La situazione italiana per quanto riguarda recupero e riciclo dei rifiuti non è arretrata come si è abituati a pensare. A fronte di una media europea del 46%, il nostro Paese riesce a posizionarsi secondo posto tra i grandi, dopo la Germania, facendo registrare il 49% di recupero e riciclo.  Al di sotto della media europea troviamo il Regno Unito con il 45%, la Francia con il 40%, la Spagna con il 35%. Migliori prestazioni solo da Paesi con popolazione inferiore ai 20 mln di abitanti. Tra l’altro l’Italia negli ultimi anni ha colmato il gap nei confronti di Francia e Inghilterra, registrando i migliori tassi di crescita, soprattutto nel recupero della frazione organica: nel 2007 partiva ultima e ad oggi è al secondo posto insieme con l’Inghilterra. Questo quanto emerge dallo studio “Analisi dei modelli di gestione dei servizi di igiene ambientale nei principali Paesi europei”, messo a punto da PricewaterhouseCoopers per UTILITALIA, la Federazione delle imprese di ambiente energia e acqua, e presentato alla Fiera di Rimini nell’ambito di Ecomondo.

L’analisi – che si concentra su Italia, Germania, Francia, Regno Unito e Spagna (tutti al di sopra dei 45 milioni di abitanti) – fa presente come i tedeschi si posizionino tra i Paesi ad alto tasso di riciclo e ad alto tasso di incenerimento (circa al 35%), con la media Ue che è del 27%. Mano a mano che diminuisce il ricorso alla termovalorizzazione, aumenta lo smaltimento in discarica: in questa fascia si posizionano Francia e Regno Unito, subito dopo l’Italia che comunque è sempre seconda per recupero e riciclo. Ricorre di più alla discarica soltanto la Spagna.

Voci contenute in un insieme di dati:

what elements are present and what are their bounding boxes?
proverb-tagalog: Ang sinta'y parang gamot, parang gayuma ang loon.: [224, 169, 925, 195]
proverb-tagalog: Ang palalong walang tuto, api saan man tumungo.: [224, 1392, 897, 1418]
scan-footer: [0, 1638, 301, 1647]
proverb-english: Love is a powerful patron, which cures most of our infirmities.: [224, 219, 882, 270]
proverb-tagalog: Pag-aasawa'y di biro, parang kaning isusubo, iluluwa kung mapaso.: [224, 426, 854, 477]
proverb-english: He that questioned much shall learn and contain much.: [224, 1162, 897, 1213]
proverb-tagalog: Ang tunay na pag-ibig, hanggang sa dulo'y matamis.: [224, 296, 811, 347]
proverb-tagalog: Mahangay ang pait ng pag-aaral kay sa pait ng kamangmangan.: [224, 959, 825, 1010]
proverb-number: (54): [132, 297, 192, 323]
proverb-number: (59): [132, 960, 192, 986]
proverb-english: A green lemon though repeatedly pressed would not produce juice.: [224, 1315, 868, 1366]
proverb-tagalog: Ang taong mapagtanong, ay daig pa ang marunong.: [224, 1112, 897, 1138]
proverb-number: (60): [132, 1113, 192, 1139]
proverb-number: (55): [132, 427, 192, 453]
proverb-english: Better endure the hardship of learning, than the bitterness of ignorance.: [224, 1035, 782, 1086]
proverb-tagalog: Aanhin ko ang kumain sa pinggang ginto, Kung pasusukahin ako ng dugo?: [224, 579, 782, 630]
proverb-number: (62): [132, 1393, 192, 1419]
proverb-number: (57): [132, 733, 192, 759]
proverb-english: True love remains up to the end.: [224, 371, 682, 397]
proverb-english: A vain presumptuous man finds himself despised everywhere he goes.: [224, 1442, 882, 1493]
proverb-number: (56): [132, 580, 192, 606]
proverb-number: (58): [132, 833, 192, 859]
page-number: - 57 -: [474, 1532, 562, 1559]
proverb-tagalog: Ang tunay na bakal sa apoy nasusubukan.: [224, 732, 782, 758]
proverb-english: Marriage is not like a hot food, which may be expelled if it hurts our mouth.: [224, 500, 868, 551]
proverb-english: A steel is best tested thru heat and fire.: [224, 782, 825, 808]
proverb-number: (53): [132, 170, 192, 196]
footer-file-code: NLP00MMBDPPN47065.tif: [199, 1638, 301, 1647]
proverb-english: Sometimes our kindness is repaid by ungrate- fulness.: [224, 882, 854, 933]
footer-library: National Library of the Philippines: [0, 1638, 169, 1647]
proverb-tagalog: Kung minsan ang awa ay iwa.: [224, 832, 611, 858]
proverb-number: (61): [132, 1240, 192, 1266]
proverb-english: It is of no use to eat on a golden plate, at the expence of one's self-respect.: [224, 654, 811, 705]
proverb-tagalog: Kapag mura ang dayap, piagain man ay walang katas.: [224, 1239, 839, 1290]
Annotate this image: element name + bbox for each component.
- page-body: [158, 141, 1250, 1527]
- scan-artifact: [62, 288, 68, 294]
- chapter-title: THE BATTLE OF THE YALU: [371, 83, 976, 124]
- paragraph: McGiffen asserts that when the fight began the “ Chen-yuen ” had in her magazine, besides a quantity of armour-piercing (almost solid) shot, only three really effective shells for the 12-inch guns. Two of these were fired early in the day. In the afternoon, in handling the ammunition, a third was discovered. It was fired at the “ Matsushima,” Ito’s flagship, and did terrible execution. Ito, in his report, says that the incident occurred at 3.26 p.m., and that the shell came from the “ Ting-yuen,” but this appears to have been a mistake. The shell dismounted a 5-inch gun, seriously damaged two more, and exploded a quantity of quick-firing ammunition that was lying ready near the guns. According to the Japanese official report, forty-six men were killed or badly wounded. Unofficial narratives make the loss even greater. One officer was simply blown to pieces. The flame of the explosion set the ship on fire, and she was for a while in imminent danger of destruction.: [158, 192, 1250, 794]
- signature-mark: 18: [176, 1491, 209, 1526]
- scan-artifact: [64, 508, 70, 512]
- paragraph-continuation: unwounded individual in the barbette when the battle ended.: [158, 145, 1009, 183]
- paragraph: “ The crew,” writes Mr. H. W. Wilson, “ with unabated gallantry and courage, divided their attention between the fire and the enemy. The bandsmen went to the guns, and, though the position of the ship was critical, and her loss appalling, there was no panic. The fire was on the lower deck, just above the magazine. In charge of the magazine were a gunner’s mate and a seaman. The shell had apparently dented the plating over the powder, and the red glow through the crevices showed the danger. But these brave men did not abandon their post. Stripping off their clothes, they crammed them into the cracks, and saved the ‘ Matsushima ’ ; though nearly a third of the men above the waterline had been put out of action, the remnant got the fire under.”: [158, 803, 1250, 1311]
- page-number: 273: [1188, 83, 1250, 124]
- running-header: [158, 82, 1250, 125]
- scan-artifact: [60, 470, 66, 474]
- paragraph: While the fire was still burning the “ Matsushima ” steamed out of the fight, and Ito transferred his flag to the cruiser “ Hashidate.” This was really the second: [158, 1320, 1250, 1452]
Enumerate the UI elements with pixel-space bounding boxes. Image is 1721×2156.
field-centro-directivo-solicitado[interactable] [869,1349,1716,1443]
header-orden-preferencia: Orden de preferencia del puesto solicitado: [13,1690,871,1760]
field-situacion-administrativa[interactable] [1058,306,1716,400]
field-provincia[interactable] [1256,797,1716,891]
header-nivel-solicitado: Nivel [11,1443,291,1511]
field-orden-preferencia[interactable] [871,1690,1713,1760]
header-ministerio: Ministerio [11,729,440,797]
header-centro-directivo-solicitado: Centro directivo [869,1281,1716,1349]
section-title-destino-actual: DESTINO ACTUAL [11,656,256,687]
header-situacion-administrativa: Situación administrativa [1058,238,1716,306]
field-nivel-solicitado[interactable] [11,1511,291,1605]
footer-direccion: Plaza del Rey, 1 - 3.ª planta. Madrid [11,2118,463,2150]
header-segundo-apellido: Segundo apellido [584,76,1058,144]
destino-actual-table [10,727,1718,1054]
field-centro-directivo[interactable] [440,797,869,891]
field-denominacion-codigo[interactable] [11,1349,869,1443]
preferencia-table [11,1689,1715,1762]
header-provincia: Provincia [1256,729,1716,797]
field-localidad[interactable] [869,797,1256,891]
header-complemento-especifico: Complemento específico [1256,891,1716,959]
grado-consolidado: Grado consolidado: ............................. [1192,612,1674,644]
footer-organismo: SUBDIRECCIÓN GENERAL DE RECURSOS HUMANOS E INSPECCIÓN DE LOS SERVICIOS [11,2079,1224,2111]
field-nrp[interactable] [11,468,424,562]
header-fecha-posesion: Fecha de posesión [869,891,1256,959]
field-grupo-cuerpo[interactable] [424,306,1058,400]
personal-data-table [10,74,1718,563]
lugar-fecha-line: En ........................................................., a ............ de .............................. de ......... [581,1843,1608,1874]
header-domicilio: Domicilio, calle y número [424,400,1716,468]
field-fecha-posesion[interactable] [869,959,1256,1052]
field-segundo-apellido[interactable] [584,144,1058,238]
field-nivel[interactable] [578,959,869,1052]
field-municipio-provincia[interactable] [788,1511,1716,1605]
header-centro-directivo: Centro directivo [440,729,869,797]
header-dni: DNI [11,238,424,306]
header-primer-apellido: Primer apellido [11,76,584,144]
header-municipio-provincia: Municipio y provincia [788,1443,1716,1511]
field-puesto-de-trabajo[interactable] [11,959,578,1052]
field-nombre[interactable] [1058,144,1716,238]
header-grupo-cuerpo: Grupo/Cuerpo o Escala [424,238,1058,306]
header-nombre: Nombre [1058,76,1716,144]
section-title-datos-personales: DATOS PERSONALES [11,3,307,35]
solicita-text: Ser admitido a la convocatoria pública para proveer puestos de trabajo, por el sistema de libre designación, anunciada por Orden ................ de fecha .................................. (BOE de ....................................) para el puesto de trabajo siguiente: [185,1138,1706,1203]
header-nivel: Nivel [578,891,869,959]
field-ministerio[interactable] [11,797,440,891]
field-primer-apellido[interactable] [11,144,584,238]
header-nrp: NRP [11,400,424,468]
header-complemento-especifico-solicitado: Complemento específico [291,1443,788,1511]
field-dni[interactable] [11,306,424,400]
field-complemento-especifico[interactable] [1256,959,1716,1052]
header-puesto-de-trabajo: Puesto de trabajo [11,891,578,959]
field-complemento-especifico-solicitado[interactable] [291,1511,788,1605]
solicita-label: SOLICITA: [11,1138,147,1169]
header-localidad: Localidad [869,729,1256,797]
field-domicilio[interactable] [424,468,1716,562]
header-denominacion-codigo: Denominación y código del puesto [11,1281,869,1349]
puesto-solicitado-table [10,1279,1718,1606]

_DA SVOLGERE:_
Prosegua il brano sul recupero e riciclo dei rifiuti in Italia e in Europa, riprendendo subito dopo l'ultima frase riportata.

_RISPOSTA ALL'ESERCIZIO:_
Tra i primi 10 operatori, viene spiegato dallo studio, non ci sono aziende italiane e gran parte dei fatturati delle aziende europee più grandi è realizzato al di fuori del Paese di origine.

“Per l’Italia un notevole progresso in pochi anni– osserva il vicepresidente di Utilitalia, Filippo Brandolini – che ora deve consolidarsi. Serve una crescita industriale del sistema dei rifiuti e una crescita dimensionale delle aziende. Come accaduto con successo per l’energia e per il settore idrico, la regolazione di un’Authority indipendente supporterebbe entrambi i processi. Aggregazioni tra gestori e un sistema tariffario coerente con la sostenibilità economica e ambientale del servizio, sono la chiave di volta. Una tariffa modellata su principi di equità, trasparenza, flessibilità avrebbe tra l’altro l’effetto di responsabilizzare tutti gli attori: le istituzioni, le imprese e anche i cittadini, cui va il merito di aver migliorato la raccolta differenziata nel Paese”.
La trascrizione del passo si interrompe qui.